__EXCERPTED TEXT__:
VECTORMAPNET: END-TO-END VECTORIZED HD MAP LEARNING

Abstract

Autonomous driving systems require a good understanding of surrounding environments, including moving obstacles and static High-Definition (HD) semantic map elements. Existing methods approach the semantic map p•roblem by offline manual annotation, which suffers from serious scalability issues. Recent learning-based methods produce dense rasterized segmentation predictions to construct maps. However, these predictions do not include instance information of individual map elements and require heuristic post-processing to obtain vectorized maps. To tackle these challenges, we introduce an end-to-end vectorized HD map learning pipeline, termed VectorMapNet. VectorMapNet takes onboard sensor observations and predicts a sparse set of polylines in the bird's-eye view. This pipeline can explicitly model the spatial relation between map elements and generate vectorized maps that are friendly to downstream autonomous driving tasks. Extensive experiments show that VectorMapNet achieve strong map learning performance on both nuScenes and Argoverse2 dataset, surpassing previous state-of-the-art methods by 14.2 mAP and 14.6mAP. Qualitatively, we also show that VectorMapNet is capable of generating comprehensive maps and capturing more fine-grained details of road geometry. To the best of our knowledge, VectorMapNet is the first work designed towards end-to-end vectorized map learning from onboard observations.

__SHORT EXERCISE 1__:
According to the VectorMapNet abstract, why are the dense rasterized segmentation predictions of recent learning-based methods not enough for building maps?
The abstract and the listing are unrelated material.

Stored items
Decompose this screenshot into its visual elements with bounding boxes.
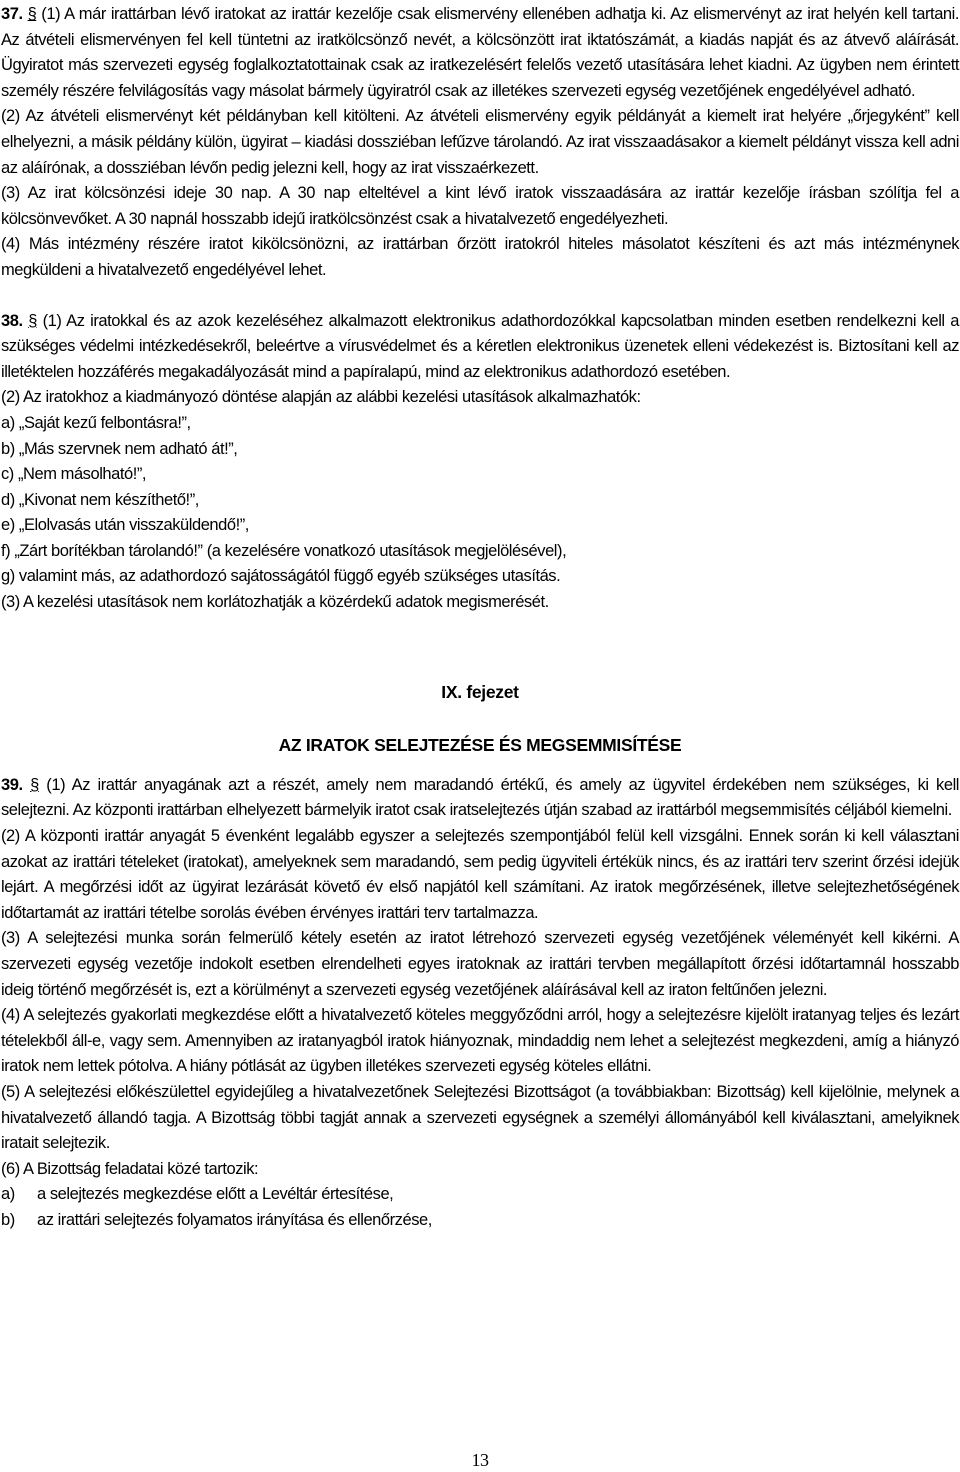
committee-task-text: a selejtezés megkezdése előtt a Levéltár értesítése, — [37, 1185, 394, 1204]
section-38-sign: § — [28, 311, 37, 330]
section-37-text-1: (1) A már irattárban lévő iratokat az irattár kezelője csak elismervény ellenében adhatja ki. Az elismervényt az irat helyén kell tartani. Az átvételi elismervényen fel kell tüntetni az iratkölcsönző nevét, a kölcsönzött irat iktatószámát, a kiadás napját és az átvevő aláírását. Ügyiratot más szervezeti egység foglalkoztatottainak csak az iratkezelésért felelős vezető utasítására lehet kiadni. Az ügyben nem érintett személy részére felvilágosítás vagy másolat bármely ügyiratról csak az illetékes szervezeti egység vezetőjének engedélyével adható. — [1, 5, 959, 100]
spacer — [1, 616, 959, 666]
section-38-text-1: (1) Az iratokkal és az azok kezeléséhez alkalmazott elektronikus adathordozókkal kapcsolatban minden esetben rendelkezni kell a szükséges védelmi intézkedésekről, beleértve a vírusvédelmet és a kéretlen elektronikus üzenetek elleni védekezést is. Biztosítani kell az illetéktelen hozzáférés megakadályozását mind a papíralapú, mind az elektronikus adathordozó esetében. — [1, 311, 960, 381]
section-39-sign: § — [30, 775, 39, 794]
committee-task-label: b) — [1, 1210, 15, 1229]
handling-instruction-item: g) valamint más, az adathordozó sajátosságától függő egyéb szükséges utasítás. — [1, 567, 561, 586]
chapter-number: IX. fejezet — [441, 681, 519, 702]
section-38-paragraph-1 — [1, 309, 959, 386]
committee-task-item — [1, 1182, 959, 1208]
handling-instruction-item: d) „Kivonat nem készíthető!”, — [1, 490, 199, 509]
section-39-paragraph-2: (2) A központi irattár anyagát 5 évenként legalább egyszer a selejtezés szempontjából felül kell vizsgálni. Ennek során ki kell választani azokat az irattári tételeket (iratokat), amelyeknek sem maradandó, sem pedig ügyviteli értékük nincs, és az irattári terv szerint őrzési idejük lejárt. A megőrzési időt az ügyirat lezárását követő év első napjától kell számítani. Az iratok megőrzésének, illetve selejtezhetőségének időtartamát az irattári tételbe sorolás évében érvényes irattári terv tartalmazza. — [1, 827, 959, 922]
section-37-paragraph-1 — [1, 2, 959, 104]
handling-instruction-item: a) „Saját kezű felbontásra!”, — [1, 413, 191, 432]
section-37-number: 37. — [1, 5, 23, 23]
section-38-paragraph-2: (2) Az iratokhoz a kiadmányozó döntése alapján az alábbi kezelési utasítások alkalmazhatók: — [1, 388, 641, 407]
section-39-paragraph-5: (5) A selejtezési előkészülettel egyidejűleg a hivatalvezetőnek Selejtezési Bizottságot (a továbbiakban: Bizottság) kell kijelölnie, melynek a hivatalvezető állandó tagja. A Bizottság többi tagját annak a szervezeti egységnek a személyi állományából kell kiválasztani, amelyiknek iratait selejtezik. — [1, 1082, 959, 1153]
section-37-paragraph-2: (2) Az átvételi elismervényt két példányban kell kitölteni. Az átvételi elismervény egyik példányát a kiemelt irat helyére „őrjegyként” kell elhelyezni, a másik példány külön, ügyirat – kiadási dossziéban lefűzve tárolandó. Az irat visszaadásakor a kiemelt példányt vissza kell adni az aláírónak, a dossziéban lévőn pedig jelezni kell, hogy az irat visszaérkezett. — [1, 107, 959, 177]
section-38-paragraph-3: (3) A kezelési utasítások nem korlátozhatják a közérdekű adatok megismerését. — [1, 593, 549, 612]
committee-task-label: a) — [1, 1185, 15, 1204]
chapter-title: AZ IRATOK SELEJTEZÉSE ÉS MEGSEMMISÍTÉSE — [278, 735, 682, 756]
section-39-paragraph-6: (6) A Bizottság feladatai közé tartozik: — [1, 1159, 259, 1178]
section-39-number: 39. — [1, 775, 23, 794]
section-37-sign: § — [27, 5, 37, 23]
section-39-paragraph-4: (4) A selejtezés gyakorlati megkezdése előtt a hivatalvezető köteles meggyőződni arról, hogy a selejtezésre kijelölt iratanyag teljes és lezárt tételekből áll-e, vagy sem. Amennyiben az iratanyagból iratok hiányoznak, mindaddig nem lehet a selejtezést megkezdeni, amíg a hiányzó iratok nem lettek pótolva. A hiány pótlását az ügyben illetékes szervezeti egység köteles ellátni. — [1, 1006, 959, 1076]
page-number: 13 — [471, 1450, 489, 1470]
section-39-paragraph-1 — [1, 773, 959, 824]
section-38-number: 38. — [1, 311, 23, 330]
committee-task-item — [1, 1208, 959, 1234]
spacer — [1, 284, 959, 309]
section-37-paragraph-4: (4) Más intézmény részére iratot kikölcsönözni, az irattárban őrzött iratokról hiteles másolatot készíteni és azt más intézménynek megküldeni a hivatalvezető engedélyével lehet. — [1, 235, 959, 279]
handling-instruction-item: b) „Más szervnek nem adható át!”, — [1, 439, 238, 458]
handling-instruction-item: f) „Zárt borítékban tárolandó!” (a kezelésére vonatkozó utasítások megjelölésével), — [1, 541, 567, 560]
section-39-text-1: (1) Az irattár anyagának azt a részét, amely nem maradandó értékű, és amely az ügyvitel érdekében nem szükséges, ki kell selejtezni. Az központi irattárban elhelyezett bármelyik iratot csak iratselejtezés útján szabad az irattárból megsemmisítés céljából kiemelni. — [1, 775, 960, 820]
section-39-paragraph-3: (3) A selejtezési munka során felmerülő kétely esetén az iratot létrehozó szervezeti egység vezetőjének véleményét kell kikérni. A szervezeti egység vezetője indokolt esetben elrendelheti egyes iratoknak az irattári tervben megállapított őrzési időtartamnál hosszabb ideig történő megőrzését is, ezt a körülményt a szervezeti egység vezetőjének aláírásával kell az iraton feltűnően jelezni. — [1, 929, 959, 999]
handling-instruction-item: e) „Elolvasás után visszaküldendő!”, — [1, 516, 249, 535]
section-37-paragraph-3: (3) Az irat kölcsönzési ideje 30 nap. A 30 nap elteltével a kint lévő iratok visszaadására az irattár kezelője írásban szólítja fel a kölcsönvevőket. A 30 napnál hosszabb idejű iratkölcsönzést csak a hivatalvezető engedélyezheti. — [1, 184, 959, 228]
handling-instruction-item: c) „Nem másolható!”, — [1, 465, 147, 484]
committee-task-text: az irattári selejtezés folyamatos irányítása és ellenőrzése, — [37, 1210, 432, 1229]
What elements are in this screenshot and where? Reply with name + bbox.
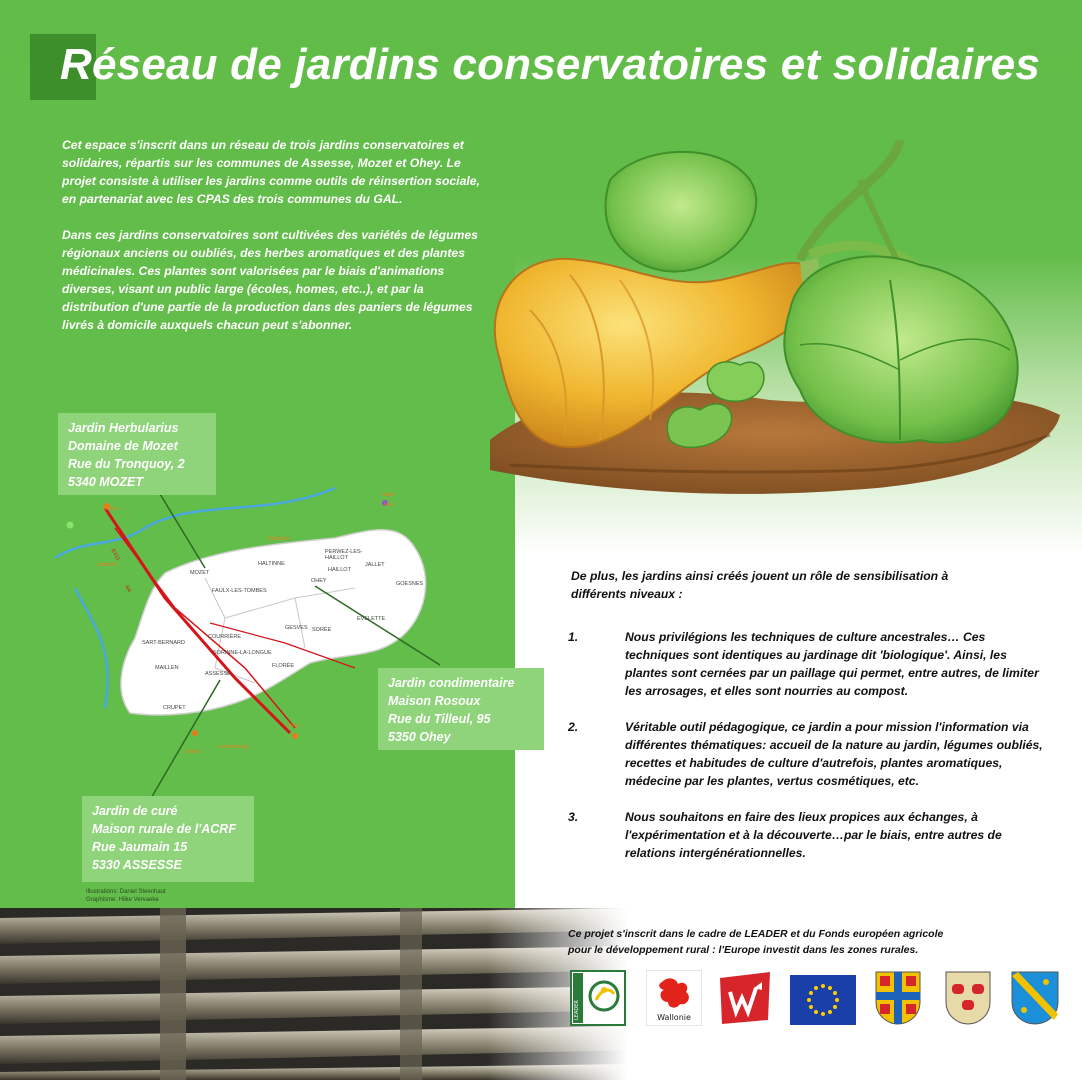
- map-destination-label: Dinant: [185, 749, 201, 755]
- garden-name: Jardin condimentaire: [388, 676, 515, 690]
- map-village-label: COURRIÈRE: [208, 634, 242, 640]
- map-destination-label: Jambes: [97, 562, 117, 568]
- page-title: Réseau de jardins conservatoires et solidaires: [60, 40, 1041, 89]
- intro-paragraph-1: Cet espace s'inscrit dans un réseau de trois jardins conservatoires et solidaires, répartis sur les communes de Assesse, Mozet et Ohey. Le projet consiste à utiliser les jardins comme outils de réinsertion sociale, en partenariat avec les CPAS des trois communes du GAL.: [62, 138, 480, 206]
- garden-name: Jardin de curé: [92, 804, 178, 818]
- list-item: [560, 808, 1050, 862]
- map-village-label: MAILLEN: [155, 665, 179, 671]
- map-village-label: PERWEZ-LES-HAILLOT: [325, 549, 363, 561]
- garden-location: Maison rurale de l'ACRF: [92, 822, 236, 836]
- map-village-label: MOZET: [190, 570, 210, 576]
- garden-assesse-box: [82, 796, 254, 882]
- garden-postcode: 5340 MOZET: [68, 475, 144, 489]
- map-destination-label: Huy: [384, 502, 394, 508]
- garden-street: Rue du Tronquoy, 2: [68, 457, 185, 471]
- garden-location: Domaine de Mozet: [68, 439, 178, 453]
- awareness-intro: De plus, les jardins ainsi créés jouent un rôle de sensibilisation à différents niveaux :: [571, 569, 949, 601]
- map-village-label: OHEY: [311, 578, 327, 584]
- wallonie-logo: [646, 970, 702, 1026]
- map-village-label: FLORÉE: [272, 663, 295, 669]
- credit-graphics: Graphisme: Hilke Vervaeke: [86, 897, 159, 903]
- map-destination-label: Namur: [102, 506, 119, 512]
- list-text: Nous souhaitons en faire des lieux propices aux échanges, à l'expérimentation et à la découverte…par le biais, entre autres de relations intergénérationnelles.: [625, 810, 1002, 860]
- map-village-label: FAULX-LES-TOMBES: [212, 588, 267, 594]
- garden-postcode: 5350 Ohey: [388, 730, 451, 744]
- eu-flag-logo: [790, 975, 856, 1025]
- map-village-label: SART-BERNARD: [142, 640, 185, 646]
- map-village-label: SORINNE-LA-LONGUE: [213, 650, 272, 656]
- map-road-label: N4: [123, 584, 132, 594]
- map-village-label: HALTINNE: [258, 561, 285, 567]
- map-destination-label: Andenne: [268, 536, 291, 542]
- map-destination-label: Ciney: [286, 723, 301, 729]
- coat-of-arms-1: [874, 970, 922, 1026]
- garden-street: Rue du Tilleul, 95: [388, 712, 491, 726]
- wallonie-logo-text: Wallonie: [657, 1013, 691, 1022]
- map-destination-label: Luxembourg: [218, 744, 249, 750]
- garden-mozet-box: [58, 413, 216, 495]
- garden-name: Jardin Herbularius: [68, 421, 179, 435]
- coat-of-arms-2: [944, 970, 992, 1026]
- map-village-label: CRUPET: [163, 705, 186, 711]
- list-number: 3.: [568, 810, 579, 824]
- list-item: [560, 718, 1050, 790]
- credit-illustration: Illustrations: Daniel Steenhaut: [86, 889, 166, 895]
- list-text: Véritable outil pédagogique, ce jardin a pour mission l'information via différentes thématiques: accueil de la nature au jardin, légumes oubliés, recettes et habitudes de culture d'autrefois, plantes aromatiques, médecine par les plantes, vertus cosmétiques, etc.: [625, 720, 1043, 788]
- map-village-label: SORÉE: [312, 627, 332, 633]
- map-village-label: JALLET: [365, 562, 385, 568]
- coat-of-arms-3: [1010, 970, 1060, 1026]
- garden-location: Maison Rosoux: [388, 694, 481, 708]
- leader-funding-text: Ce projet s'inscrit dans le cadre de LEADER et du Fonds européen agricole pour le développement rural : l'Europe investit dans les zones rurales.: [568, 928, 944, 956]
- list-number: 1.: [568, 630, 579, 644]
- leader-logo: [570, 970, 626, 1026]
- awareness-list: [560, 628, 1050, 880]
- map-village-label: HAILLOT: [328, 567, 351, 573]
- map-village-label: ASSESSE: [205, 671, 231, 677]
- map-road-label: E411: [109, 548, 121, 562]
- garden-ohey-box: [378, 668, 544, 750]
- credits: [86, 888, 166, 904]
- intro-paragraph-2: Dans ces jardins conservatoires sont cultivées des variétés de légumes régionaux anciens ou oubliés, des herbes aromatiques et des plantes médicinales. Ces plantes sont valorisées par le biais d'animations diverses, visant un public large (écoles, homes, etc..), et par la distribution d'une partie de la production dans des paniers de légumes livrés à domicile auxquels chacun peut s'abonner.: [62, 228, 478, 332]
- map-village-label: GOESNES: [396, 581, 424, 587]
- list-number: 2.: [568, 720, 579, 734]
- map-village-label: EVELETTE: [357, 616, 386, 622]
- leader-logo-text: LEADER: [574, 1000, 580, 1020]
- map-destination-label: Liège: [381, 492, 395, 498]
- list-item: [560, 628, 1050, 700]
- map-village-label: GESVES: [285, 625, 308, 631]
- list-text: Nous privilégions les techniques de culture ancestrales… Ces techniques sont identiques au jardinage dit 'biologique'. Ainsi, les plantes sont cernées par un paillage qui permet, entre autres, de limiter les arrosages, et elles sont nourries au compost.: [625, 630, 1039, 698]
- garden-postcode: 5330 ASSESSE: [92, 858, 182, 872]
- garden-street: Rue Jaumain 15: [92, 840, 188, 854]
- gal-logo: [716, 970, 774, 1026]
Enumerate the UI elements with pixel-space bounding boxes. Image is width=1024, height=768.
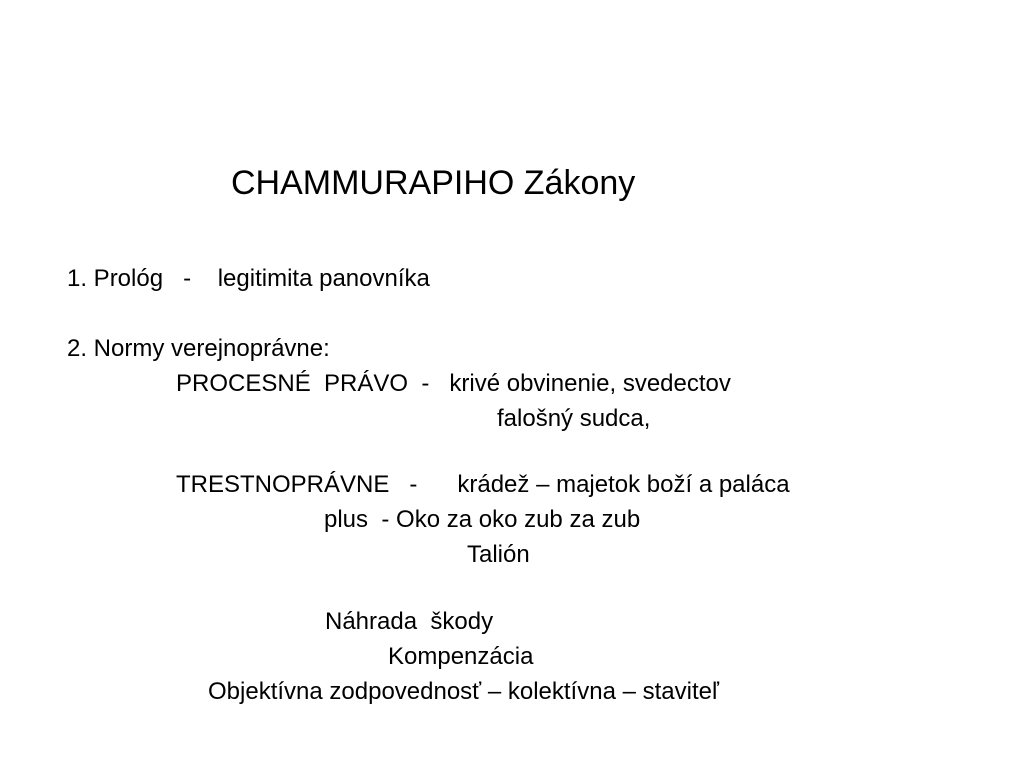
criminal-law-line: TRESTNOPRÁVNE - krádež – majetok boží a paláca [176, 471, 790, 498]
liability-line: Objektívna zodpovednosť – kolektívna – staviteľ [208, 678, 719, 705]
compensation-line: Kompenzácia [388, 643, 534, 670]
talion-line: Talión [467, 541, 530, 568]
public-law-heading: 2. Normy verejnoprávne: [67, 335, 330, 362]
prolog-line: 1. Prológ - legitimita panovníka [67, 265, 430, 292]
damages-line: Náhrada škody [325, 608, 494, 635]
eye-for-eye-line: plus - Oko za oko zub za zub [324, 506, 641, 533]
false-judge-line: falošný sudca, [497, 405, 651, 432]
slide-title: CHAMMURAPIHO Zákony [231, 164, 636, 202]
procedural-law-line: PROCESNÉ PRÁVO - krivé obvinenie, svedectov [176, 370, 731, 397]
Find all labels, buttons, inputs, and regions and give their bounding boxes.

__SHORT EXERCISE 2__:
Can you output the lines of the listing starting at the line containing "criminal-law-line: TRESTNOPRÁVNE - krádež" and ending at the end of the listing, unchanged?

__EXERCISE OUTPUT 1__:
They do not include instance information for individual map elements. They also require heuristic post-processing to produce vectorized maps.

__EXERCISE OUTPUT 2__:
criminal-law-line: TRESTNOPRÁVNE - krádež – majetok boží a paláca [176, 471, 790, 498]
liability-line: Objektívna zodpovednosť – kolektívna – staviteľ [208, 678, 719, 705]
compensation-line: Kompenzácia [388, 643, 534, 670]
talion-line: Talión [467, 541, 530, 568]
public-law-heading: 2. Normy verejnoprávne: [67, 335, 330, 362]
prolog-line: 1. Prológ - legitimita panovníka [67, 265, 430, 292]
damages-line: Náhrada škody [325, 608, 494, 635]
eye-for-eye-line: plus - Oko za oko zub za zub [324, 506, 641, 533]
false-judge-line: falošný sudca, [497, 405, 651, 432]
slide-title: CHAMMURAPIHO Zákony [231, 164, 636, 202]
procedural-law-line: PROCESNÉ PRÁVO - krivé obvinenie, svedectov [176, 370, 731, 397]
Find all labels, buttons, inputs, and regions and give their bounding boxes.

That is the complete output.